## Exercise prompt
Search the material for the string "Volume" and copy each line where it occurs.

## Dataset excerpts
......

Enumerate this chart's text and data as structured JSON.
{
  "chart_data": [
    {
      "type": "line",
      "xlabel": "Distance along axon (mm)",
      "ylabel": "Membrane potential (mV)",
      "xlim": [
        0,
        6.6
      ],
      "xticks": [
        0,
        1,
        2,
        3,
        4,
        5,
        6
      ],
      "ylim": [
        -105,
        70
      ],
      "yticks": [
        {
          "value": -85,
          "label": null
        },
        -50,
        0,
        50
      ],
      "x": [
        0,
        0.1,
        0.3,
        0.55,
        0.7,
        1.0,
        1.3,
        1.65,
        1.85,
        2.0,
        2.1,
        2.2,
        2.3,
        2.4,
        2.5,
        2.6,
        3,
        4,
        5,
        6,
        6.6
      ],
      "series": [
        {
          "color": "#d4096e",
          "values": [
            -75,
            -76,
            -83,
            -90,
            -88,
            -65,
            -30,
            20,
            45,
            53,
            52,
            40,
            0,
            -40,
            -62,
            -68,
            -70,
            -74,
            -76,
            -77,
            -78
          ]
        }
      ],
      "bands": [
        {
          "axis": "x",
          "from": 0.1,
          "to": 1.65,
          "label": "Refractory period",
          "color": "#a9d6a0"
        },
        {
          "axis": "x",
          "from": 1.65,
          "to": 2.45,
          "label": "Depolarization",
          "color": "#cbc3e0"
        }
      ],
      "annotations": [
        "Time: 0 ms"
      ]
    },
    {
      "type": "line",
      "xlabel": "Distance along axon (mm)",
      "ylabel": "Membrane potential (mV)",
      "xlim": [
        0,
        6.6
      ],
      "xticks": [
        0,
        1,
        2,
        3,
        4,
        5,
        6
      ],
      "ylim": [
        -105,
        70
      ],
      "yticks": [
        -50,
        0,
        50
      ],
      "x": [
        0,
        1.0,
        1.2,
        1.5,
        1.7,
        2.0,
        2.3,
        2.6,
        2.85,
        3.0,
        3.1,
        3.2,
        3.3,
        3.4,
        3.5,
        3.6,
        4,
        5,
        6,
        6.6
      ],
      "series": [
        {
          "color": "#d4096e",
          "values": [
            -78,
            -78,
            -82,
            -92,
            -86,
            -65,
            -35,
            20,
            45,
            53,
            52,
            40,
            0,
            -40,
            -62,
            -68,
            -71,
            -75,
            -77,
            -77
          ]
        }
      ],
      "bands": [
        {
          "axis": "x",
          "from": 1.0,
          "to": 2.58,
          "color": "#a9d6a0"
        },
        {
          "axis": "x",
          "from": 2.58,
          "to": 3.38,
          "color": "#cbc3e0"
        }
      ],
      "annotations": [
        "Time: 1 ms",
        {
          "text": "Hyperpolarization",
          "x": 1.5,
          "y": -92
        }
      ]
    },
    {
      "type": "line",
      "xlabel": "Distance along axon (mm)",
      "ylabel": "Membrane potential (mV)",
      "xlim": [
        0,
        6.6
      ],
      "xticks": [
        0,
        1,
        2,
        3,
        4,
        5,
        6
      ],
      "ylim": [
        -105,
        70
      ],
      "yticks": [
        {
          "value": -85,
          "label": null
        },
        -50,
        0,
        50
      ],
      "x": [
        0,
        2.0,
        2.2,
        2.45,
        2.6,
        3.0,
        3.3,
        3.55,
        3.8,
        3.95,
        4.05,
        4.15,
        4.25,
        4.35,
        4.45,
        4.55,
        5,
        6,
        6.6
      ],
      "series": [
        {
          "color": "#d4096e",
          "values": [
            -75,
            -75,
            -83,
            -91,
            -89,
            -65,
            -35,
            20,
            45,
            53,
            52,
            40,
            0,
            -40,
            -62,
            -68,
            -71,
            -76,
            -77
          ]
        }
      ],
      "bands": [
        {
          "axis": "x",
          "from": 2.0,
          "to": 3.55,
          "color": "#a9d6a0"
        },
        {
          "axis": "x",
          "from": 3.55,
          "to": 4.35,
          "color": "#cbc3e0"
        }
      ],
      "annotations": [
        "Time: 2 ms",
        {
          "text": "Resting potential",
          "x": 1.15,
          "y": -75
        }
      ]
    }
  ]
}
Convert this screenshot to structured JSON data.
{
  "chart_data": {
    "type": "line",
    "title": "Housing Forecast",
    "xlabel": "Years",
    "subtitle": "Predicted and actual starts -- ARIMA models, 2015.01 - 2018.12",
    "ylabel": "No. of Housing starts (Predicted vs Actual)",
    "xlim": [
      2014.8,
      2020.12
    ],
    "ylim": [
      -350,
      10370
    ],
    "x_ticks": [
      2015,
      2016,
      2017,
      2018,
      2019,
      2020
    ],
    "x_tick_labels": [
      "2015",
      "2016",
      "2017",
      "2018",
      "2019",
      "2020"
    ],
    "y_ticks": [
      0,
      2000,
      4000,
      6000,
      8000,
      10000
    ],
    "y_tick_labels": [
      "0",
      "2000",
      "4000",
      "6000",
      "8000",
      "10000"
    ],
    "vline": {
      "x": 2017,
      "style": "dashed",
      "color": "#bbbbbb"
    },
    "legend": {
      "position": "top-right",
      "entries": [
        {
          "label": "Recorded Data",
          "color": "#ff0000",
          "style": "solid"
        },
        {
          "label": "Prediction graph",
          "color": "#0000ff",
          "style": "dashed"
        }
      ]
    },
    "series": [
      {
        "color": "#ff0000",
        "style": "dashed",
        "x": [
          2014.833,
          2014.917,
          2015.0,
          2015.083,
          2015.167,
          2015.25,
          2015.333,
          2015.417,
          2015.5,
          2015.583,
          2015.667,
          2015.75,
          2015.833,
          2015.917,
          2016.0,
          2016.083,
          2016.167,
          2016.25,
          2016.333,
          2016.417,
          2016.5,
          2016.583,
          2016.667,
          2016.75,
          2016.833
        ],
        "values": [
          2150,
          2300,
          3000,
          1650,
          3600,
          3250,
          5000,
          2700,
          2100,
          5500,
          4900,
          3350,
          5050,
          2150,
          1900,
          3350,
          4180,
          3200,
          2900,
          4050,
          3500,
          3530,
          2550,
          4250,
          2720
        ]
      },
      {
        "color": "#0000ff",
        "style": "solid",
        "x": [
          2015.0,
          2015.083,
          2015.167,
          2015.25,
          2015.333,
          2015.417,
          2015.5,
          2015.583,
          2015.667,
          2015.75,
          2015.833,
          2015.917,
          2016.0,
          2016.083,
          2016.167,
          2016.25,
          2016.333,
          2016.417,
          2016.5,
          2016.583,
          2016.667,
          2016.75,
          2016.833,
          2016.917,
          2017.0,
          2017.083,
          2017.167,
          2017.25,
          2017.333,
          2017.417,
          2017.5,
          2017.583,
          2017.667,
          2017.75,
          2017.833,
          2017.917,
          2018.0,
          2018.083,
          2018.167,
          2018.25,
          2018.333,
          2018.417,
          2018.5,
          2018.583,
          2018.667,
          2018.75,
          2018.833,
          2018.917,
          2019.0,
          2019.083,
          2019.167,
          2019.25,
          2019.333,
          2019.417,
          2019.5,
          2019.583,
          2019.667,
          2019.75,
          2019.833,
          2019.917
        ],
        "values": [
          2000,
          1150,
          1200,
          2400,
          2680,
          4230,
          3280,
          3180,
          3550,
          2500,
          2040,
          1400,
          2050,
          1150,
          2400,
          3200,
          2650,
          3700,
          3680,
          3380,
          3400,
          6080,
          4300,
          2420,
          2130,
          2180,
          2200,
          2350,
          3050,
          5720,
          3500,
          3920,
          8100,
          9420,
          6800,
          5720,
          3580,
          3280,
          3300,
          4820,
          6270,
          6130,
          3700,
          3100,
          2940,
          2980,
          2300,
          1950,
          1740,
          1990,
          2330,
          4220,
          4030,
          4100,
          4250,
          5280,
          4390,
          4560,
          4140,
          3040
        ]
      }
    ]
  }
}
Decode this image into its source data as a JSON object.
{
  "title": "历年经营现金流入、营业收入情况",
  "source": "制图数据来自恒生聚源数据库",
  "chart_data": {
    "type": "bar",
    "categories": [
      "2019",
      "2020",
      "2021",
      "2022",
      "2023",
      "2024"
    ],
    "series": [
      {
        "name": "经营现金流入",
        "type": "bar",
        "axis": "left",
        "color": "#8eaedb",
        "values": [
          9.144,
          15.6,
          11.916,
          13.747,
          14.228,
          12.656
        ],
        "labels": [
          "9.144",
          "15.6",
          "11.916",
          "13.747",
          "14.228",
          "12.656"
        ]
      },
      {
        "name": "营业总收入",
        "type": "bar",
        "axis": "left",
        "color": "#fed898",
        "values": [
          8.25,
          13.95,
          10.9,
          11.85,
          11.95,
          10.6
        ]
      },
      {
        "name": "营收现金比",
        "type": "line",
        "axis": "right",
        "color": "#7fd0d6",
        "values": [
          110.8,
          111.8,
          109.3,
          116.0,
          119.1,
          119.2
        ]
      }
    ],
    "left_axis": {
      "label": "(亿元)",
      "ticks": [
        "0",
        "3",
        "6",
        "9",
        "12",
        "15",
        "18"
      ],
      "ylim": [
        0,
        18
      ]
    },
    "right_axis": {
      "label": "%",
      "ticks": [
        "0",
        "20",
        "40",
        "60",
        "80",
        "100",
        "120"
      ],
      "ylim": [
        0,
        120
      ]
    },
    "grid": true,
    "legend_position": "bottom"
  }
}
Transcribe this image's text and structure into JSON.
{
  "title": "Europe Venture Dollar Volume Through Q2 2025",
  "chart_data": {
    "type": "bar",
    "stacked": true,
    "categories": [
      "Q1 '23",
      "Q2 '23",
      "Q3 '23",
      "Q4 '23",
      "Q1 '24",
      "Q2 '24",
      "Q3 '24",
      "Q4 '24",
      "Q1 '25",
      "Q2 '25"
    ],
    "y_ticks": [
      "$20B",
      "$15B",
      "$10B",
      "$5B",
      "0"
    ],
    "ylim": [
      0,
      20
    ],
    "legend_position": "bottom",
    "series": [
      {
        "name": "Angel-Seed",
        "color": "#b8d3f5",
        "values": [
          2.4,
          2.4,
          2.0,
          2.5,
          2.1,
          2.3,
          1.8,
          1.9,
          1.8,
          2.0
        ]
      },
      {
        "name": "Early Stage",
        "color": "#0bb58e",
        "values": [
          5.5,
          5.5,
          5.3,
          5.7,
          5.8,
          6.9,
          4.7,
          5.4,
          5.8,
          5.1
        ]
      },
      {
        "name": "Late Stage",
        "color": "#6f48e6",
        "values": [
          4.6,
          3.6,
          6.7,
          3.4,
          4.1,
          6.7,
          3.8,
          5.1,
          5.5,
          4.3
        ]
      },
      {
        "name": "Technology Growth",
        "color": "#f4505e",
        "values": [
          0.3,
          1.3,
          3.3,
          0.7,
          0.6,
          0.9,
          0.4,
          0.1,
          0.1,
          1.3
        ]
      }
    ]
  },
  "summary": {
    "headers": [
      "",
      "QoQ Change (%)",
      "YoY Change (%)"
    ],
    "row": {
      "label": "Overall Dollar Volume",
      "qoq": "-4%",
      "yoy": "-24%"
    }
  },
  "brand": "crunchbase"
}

......

## Exercise output
  "title": "Europe Venture Dollar Volume Through Q2 2025",
      "label": "Overall Dollar Volume",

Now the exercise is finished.